**SUPPLIED ENTRIES**
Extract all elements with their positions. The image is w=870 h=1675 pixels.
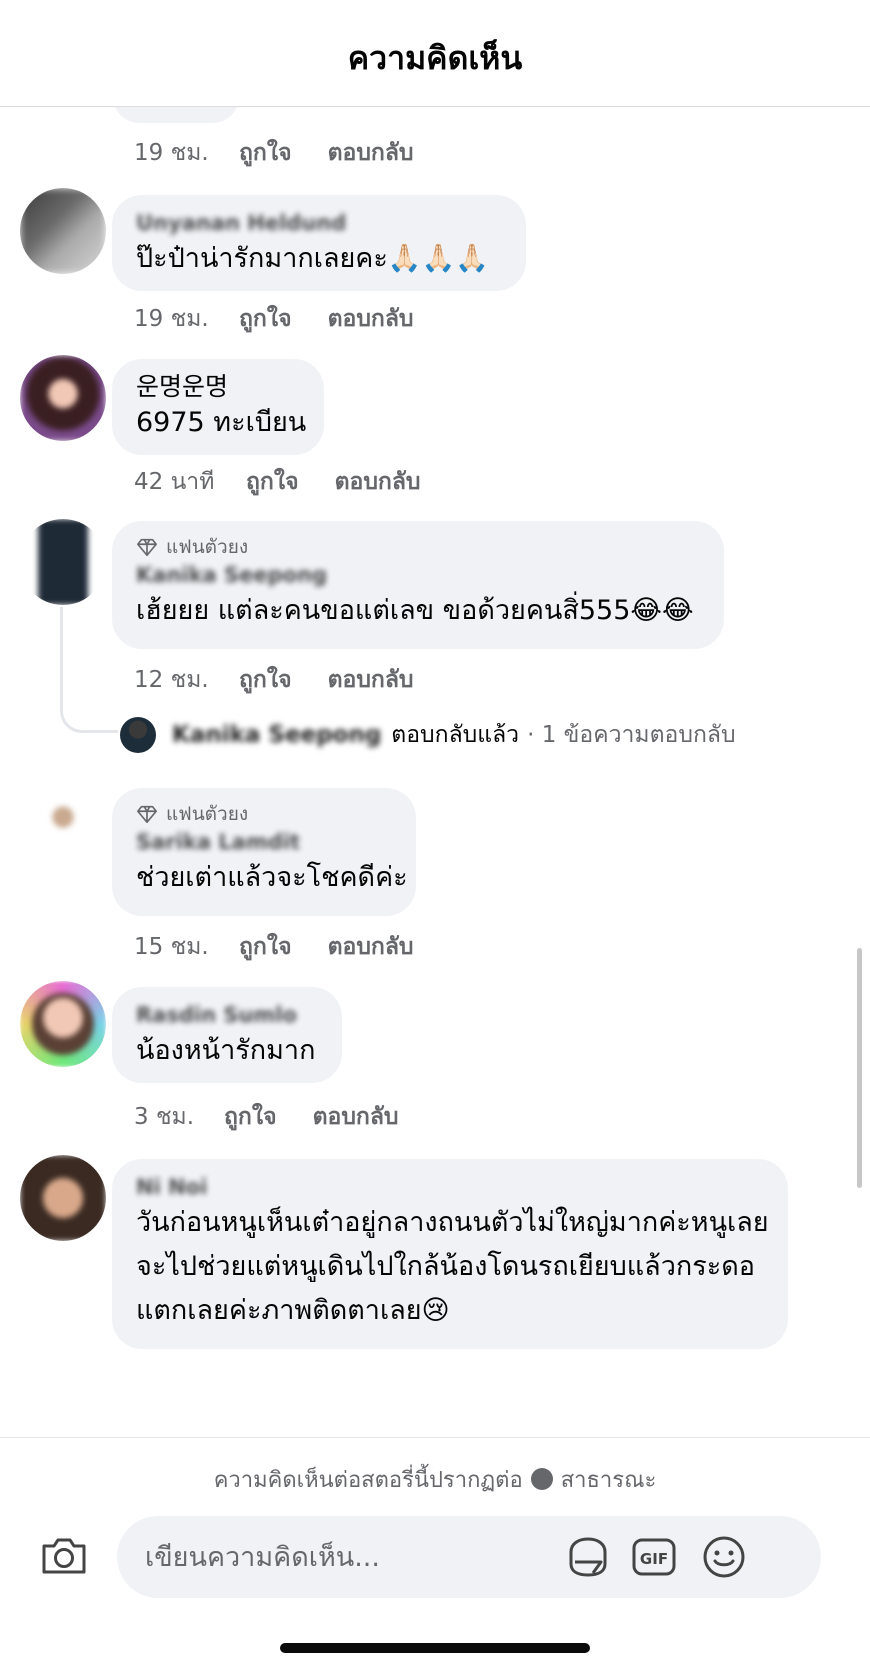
comment-time: 3 ชม. — [134, 1104, 195, 1130]
reply-count: · 1 ข้อความตอบกลับ — [527, 722, 736, 748]
comment-author[interactable]: Rasdin Sumlo — [136, 1001, 318, 1029]
top-fan-badge: แฟนตัวยง — [136, 802, 392, 826]
comment-input[interactable] — [145, 1516, 585, 1598]
reply-button[interactable]: ตอบกลับ — [328, 301, 414, 337]
like-button[interactable]: ถูกใจ — [246, 464, 299, 500]
avatar[interactable] — [20, 981, 106, 1067]
audience-note-text: ความคิดเห็นต่อสตอรี่นี้ปรากฏต่อ — [213, 1468, 523, 1493]
reply-button[interactable]: ตอบกลับ — [313, 1099, 399, 1135]
comment-bubble[interactable]: 운명운명 6975 ทะเบียน — [112, 359, 324, 455]
avatar[interactable] — [20, 355, 106, 441]
svg-text:GIF: GIF — [640, 1550, 668, 1568]
comment-meta: 19 ชม. ถูกใจ ตอบกลับ — [134, 135, 450, 171]
like-button[interactable]: ถูกใจ — [239, 662, 292, 698]
comment-bubble[interactable]: แฟนตัวยง Sarika Lamdit ช่วยเต่าแล้วจะโชค… — [112, 788, 416, 916]
comment-text: เฮ้ยยย แต่ละคนขอแต่เลข ขอด้วยคนสิ่555😂😂 — [136, 595, 694, 626]
avatar[interactable] — [20, 1155, 106, 1241]
like-button[interactable]: ถูกใจ — [239, 135, 292, 171]
sticker-icon[interactable] — [563, 1532, 613, 1582]
fan-badge-label: แฟนตัวยง — [166, 536, 249, 558]
comment-time: 12 ชม. — [134, 667, 209, 693]
diamond-icon — [137, 538, 157, 557]
audience-label[interactable]: สาธารณะ — [561, 1468, 657, 1493]
reply-avatar — [120, 717, 156, 753]
comment-bubble[interactable]: Ni Noi วันก่อนหนูเห็นเต๋าอยู่กลางถนนตัวไ… — [112, 1159, 788, 1349]
audience-note: ความคิดเห็นต่อสตอรี่นี้ปรากฏต่อ สาธารณะ — [0, 1462, 870, 1497]
comment-text-line: จะไปช่วยแต่หนูเดินไปใกล้น้องโดนรถเยียบแล… — [136, 1251, 755, 1282]
comment-bubble[interactable]: แฟนตัวยง Kanika Seepong เฮ้ยยย แต่ละคนขอ… — [112, 521, 724, 649]
comments-header: ความคิดเห็น — [0, 0, 870, 107]
comment-time: 15 ชม. — [134, 934, 209, 960]
comment-footer: ความคิดเห็นต่อสตอรี่นี้ปรากฏต่อ สาธารณะ G… — [0, 1437, 870, 1675]
comment-text-line: แตกเลยค่ะภาพติดตาเลย😢 — [136, 1295, 450, 1326]
comment-author[interactable]: Ni Noi — [136, 1173, 764, 1201]
comment-author[interactable]: Sarika Lamdit — [136, 828, 392, 856]
avatar[interactable] — [20, 787, 106, 873]
comment-author[interactable]: Kanika Seepong — [136, 561, 700, 589]
comment-bubble[interactable]: Unyanan Heldund ป๊ะป๋าน่ารักมากเลยคะ🙏🏻🙏🏻… — [112, 195, 526, 291]
top-fan-badge: แฟนตัวยง — [136, 535, 700, 559]
like-button[interactable]: ถูกใจ — [224, 1099, 277, 1135]
reply-button[interactable]: ตอบกลับ — [328, 929, 414, 965]
comment-time: 19 ชม. — [134, 140, 209, 166]
page-title: ความคิดเห็น — [347, 38, 523, 77]
comment-text: น้องหน้ารักมาก — [136, 1035, 316, 1066]
reply-button[interactable]: ตอบกลับ — [328, 662, 414, 698]
comment-bubble[interactable]: Rasdin Sumlo น้องหน้ารักมาก — [112, 987, 342, 1083]
like-button[interactable]: ถูกใจ — [239, 929, 292, 965]
like-button[interactable]: ถูกใจ — [239, 301, 292, 337]
comment-meta: 19 ชม. ถูกใจ ตอบกลับ — [134, 301, 450, 337]
comment-text: ป๊ะป๋าน่ารักมากเลยคะ🙏🏻🙏🏻🙏🏻 — [136, 243, 489, 274]
reply-button[interactable]: ตอบกลับ — [328, 135, 414, 171]
gif-icon[interactable]: GIF — [629, 1532, 679, 1582]
avatar[interactable] — [20, 519, 106, 605]
comment-time: 42 นาที — [134, 469, 215, 495]
view-replies-link[interactable]: Kanika Seepong ตอบกลับแล้ว · 1 ข้อความตอ… — [120, 717, 736, 753]
comment-text: ช่วยเต่าแล้วจะโชคดีค่ะ — [136, 862, 408, 893]
scrollbar[interactable] — [857, 948, 862, 1188]
reply-thread-line — [60, 607, 118, 733]
reply-button[interactable]: ตอบกลับ — [335, 464, 421, 500]
comment-meta: 15 ชม. ถูกใจ ตอบกลับ — [134, 929, 450, 965]
comment-bubble[interactable] — [112, 107, 240, 123]
globe-icon — [530, 1468, 553, 1490]
avatar[interactable] — [20, 188, 106, 274]
reply-author: Kanika Seepong — [172, 722, 382, 748]
comment-text: 6975 ทะเบียน — [136, 407, 307, 438]
comment-time: 19 ชม. — [134, 306, 209, 332]
comments-list[interactable]: 19 ชม. ถูกใจ ตอบกลับ Unyanan Heldund ป๊ะ… — [0, 107, 870, 1437]
comment-meta: 42 นาที ถูกใจ ตอบกลับ — [134, 464, 457, 500]
fan-badge-label: แฟนตัวยง — [166, 803, 249, 825]
home-indicator[interactable] — [280, 1643, 590, 1653]
comment-text-line: วันก่อนหนูเห็นเต๋าอยู่กลางถนนตัวไม่ใหญ่ม… — [136, 1207, 769, 1238]
comment-meta: 12 ชม. ถูกใจ ตอบกลับ — [134, 662, 450, 698]
comment-author[interactable]: Unyanan Heldund — [136, 209, 502, 237]
diamond-icon — [137, 805, 157, 824]
comment-meta: 3 ชม. ถูกใจ ตอบกลับ — [134, 1099, 435, 1135]
comment-author[interactable]: 운명운명 — [136, 373, 300, 401]
emoji-icon[interactable] — [699, 1532, 749, 1582]
camera-icon[interactable] — [38, 1530, 90, 1582]
comment-composer[interactable]: GIF — [117, 1516, 821, 1598]
reply-action: ตอบกลับแล้ว — [391, 722, 520, 748]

**EXERCISE DESCRIPTION**
Copy every row above word for word, and leave the pictures out of your answer.

**FULL SOLUTION**
Extract all elements with their positions. The image is w=870 h=1675 pixels.
comment-time: 3 ชม. — [134, 1104, 195, 1130]
reply-count: · 1 ข้อความตอบกลับ — [527, 722, 736, 748]
comment-author[interactable]: Rasdin Sumlo — [136, 1001, 318, 1029]
top-fan-badge: แฟนตัวยง — [136, 802, 392, 826]
comment-input[interactable] — [145, 1516, 585, 1598]
reply-button[interactable]: ตอบกลับ — [328, 301, 414, 337]
like-button[interactable]: ถูกใจ — [246, 464, 299, 500]
avatar[interactable] — [20, 981, 106, 1067]
audience-note-text: ความคิดเห็นต่อสตอรี่นี้ปรากฏต่อ — [213, 1468, 523, 1493]
reply-button[interactable]: ตอบกลับ — [313, 1099, 399, 1135]
comment-bubble[interactable]: 운명운명 6975 ทะเบียน — [112, 359, 324, 455]
avatar[interactable] — [20, 355, 106, 441]
svg-text:GIF: GIF — [640, 1550, 668, 1568]
comment-meta: 19 ชม. ถูกใจ ตอบกลับ — [134, 135, 450, 171]
like-button[interactable]: ถูกใจ — [239, 662, 292, 698]
comment-bubble[interactable]: แฟนตัวยง Sarika Lamdit ช่วยเต่าแล้วจะโชค… — [112, 788, 416, 916]
comment-text: เฮ้ยยย แต่ละคนขอแต่เลข ขอด้วยคนสิ่555😂😂 — [136, 595, 694, 626]
avatar[interactable] — [20, 1155, 106, 1241]
like-button[interactable]: ถูกใจ — [239, 135, 292, 171]
sticker-icon[interactable] — [563, 1532, 613, 1582]
fan-badge-label: แฟนตัวยง — [166, 536, 249, 558]
comment-time: 12 ชม. — [134, 667, 209, 693]
diamond-icon — [137, 538, 157, 557]
audience-label[interactable]: สาธารณะ — [561, 1468, 657, 1493]
reply-avatar — [120, 717, 156, 753]
comment-bubble[interactable]: Ni Noi วันก่อนหนูเห็นเต๋าอยู่กลางถนนตัวไ… — [112, 1159, 788, 1349]
audience-note: ความคิดเห็นต่อสตอรี่นี้ปรากฏต่อ สาธารณะ — [0, 1462, 870, 1497]
comment-text-line: จะไปช่วยแต่หนูเดินไปใกล้น้องโดนรถเยียบแล… — [136, 1251, 755, 1282]
comment-bubble[interactable]: แฟนตัวยง Kanika Seepong เฮ้ยยย แต่ละคนขอ… — [112, 521, 724, 649]
comments-header: ความคิดเห็น — [0, 0, 870, 107]
comment-time: 15 ชม. — [134, 934, 209, 960]
comment-footer: ความคิดเห็นต่อสตอรี่นี้ปรากฏต่อ สาธารณะ G… — [0, 1437, 870, 1675]
comment-text-line: แตกเลยค่ะภาพติดตาเลย😢 — [136, 1295, 450, 1326]
comment-author[interactable]: Ni Noi — [136, 1173, 764, 1201]
comment-author[interactable]: Sarika Lamdit — [136, 828, 392, 856]
avatar[interactable] — [20, 787, 106, 873]
comment-author[interactable]: Kanika Seepong — [136, 561, 700, 589]
comment-bubble[interactable]: Unyanan Heldund ป๊ะป๋าน่ารักมากเลยคะ🙏🏻🙏🏻… — [112, 195, 526, 291]
top-fan-badge: แฟนตัวยง — [136, 535, 700, 559]
like-button[interactable]: ถูกใจ — [224, 1099, 277, 1135]
reply-button[interactable]: ตอบกลับ — [328, 929, 414, 965]
comment-time: 19 ชม. — [134, 140, 209, 166]
page-title: ความคิดเห็น — [347, 38, 523, 77]
comment-text: น้องหน้ารักมาก — [136, 1035, 316, 1066]
reply-button[interactable]: ตอบกลับ — [328, 662, 414, 698]
comment-bubble[interactable]: Rasdin Sumlo น้องหน้ารักมาก — [112, 987, 342, 1083]
like-button[interactable]: ถูกใจ — [239, 929, 292, 965]
like-button[interactable]: ถูกใจ — [239, 301, 292, 337]
comment-meta: 19 ชม. ถูกใจ ตอบกลับ — [134, 301, 450, 337]
comment-text: ป๊ะป๋าน่ารักมากเลยคะ🙏🏻🙏🏻🙏🏻 — [136, 243, 489, 274]
reply-button[interactable]: ตอบกลับ — [328, 135, 414, 171]
gif-icon[interactable]: GIF — [629, 1532, 679, 1582]
avatar[interactable] — [20, 519, 106, 605]
comment-time: 42 นาที — [134, 469, 215, 495]
view-replies-link[interactable]: Kanika Seepong ตอบกลับแล้ว · 1 ข้อความตอ… — [120, 717, 736, 753]
comment-text: ช่วยเต่าแล้วจะโชคดีค่ะ — [136, 862, 408, 893]
scrollbar[interactable] — [857, 948, 862, 1188]
reply-thread-line — [60, 607, 118, 733]
reply-button[interactable]: ตอบกลับ — [335, 464, 421, 500]
comment-meta: 15 ชม. ถูกใจ ตอบกลับ — [134, 929, 450, 965]
comment-bubble[interactable] — [112, 107, 240, 123]
globe-icon — [530, 1468, 553, 1490]
avatar[interactable] — [20, 188, 106, 274]
reply-author: Kanika Seepong — [172, 722, 382, 748]
comment-text: 6975 ทะเบียน — [136, 407, 307, 438]
comment-time: 19 ชม. — [134, 306, 209, 332]
comments-list[interactable]: 19 ชม. ถูกใจ ตอบกลับ Unyanan Heldund ป๊ะ… — [0, 107, 870, 1437]
comment-meta: 42 นาที ถูกใจ ตอบกลับ — [134, 464, 457, 500]
fan-badge-label: แฟนตัวยง — [166, 803, 249, 825]
home-indicator[interactable] — [280, 1643, 590, 1653]
comment-text-line: วันก่อนหนูเห็นเต๋าอยู่กลางถนนตัวไม่ใหญ่ม… — [136, 1207, 769, 1238]
comment-meta: 12 ชม. ถูกใจ ตอบกลับ — [134, 662, 450, 698]
comment-author[interactable]: Unyanan Heldund — [136, 209, 502, 237]
diamond-icon — [137, 805, 157, 824]
comment-meta: 3 ชม. ถูกใจ ตอบกลับ — [134, 1099, 435, 1135]
comment-author[interactable]: 운명운명 — [136, 373, 300, 401]
emoji-icon[interactable] — [699, 1532, 749, 1582]
camera-icon[interactable] — [38, 1530, 90, 1582]
comment-composer[interactable]: GIF — [117, 1516, 821, 1598]
reply-action: ตอบกลับแล้ว — [391, 722, 520, 748]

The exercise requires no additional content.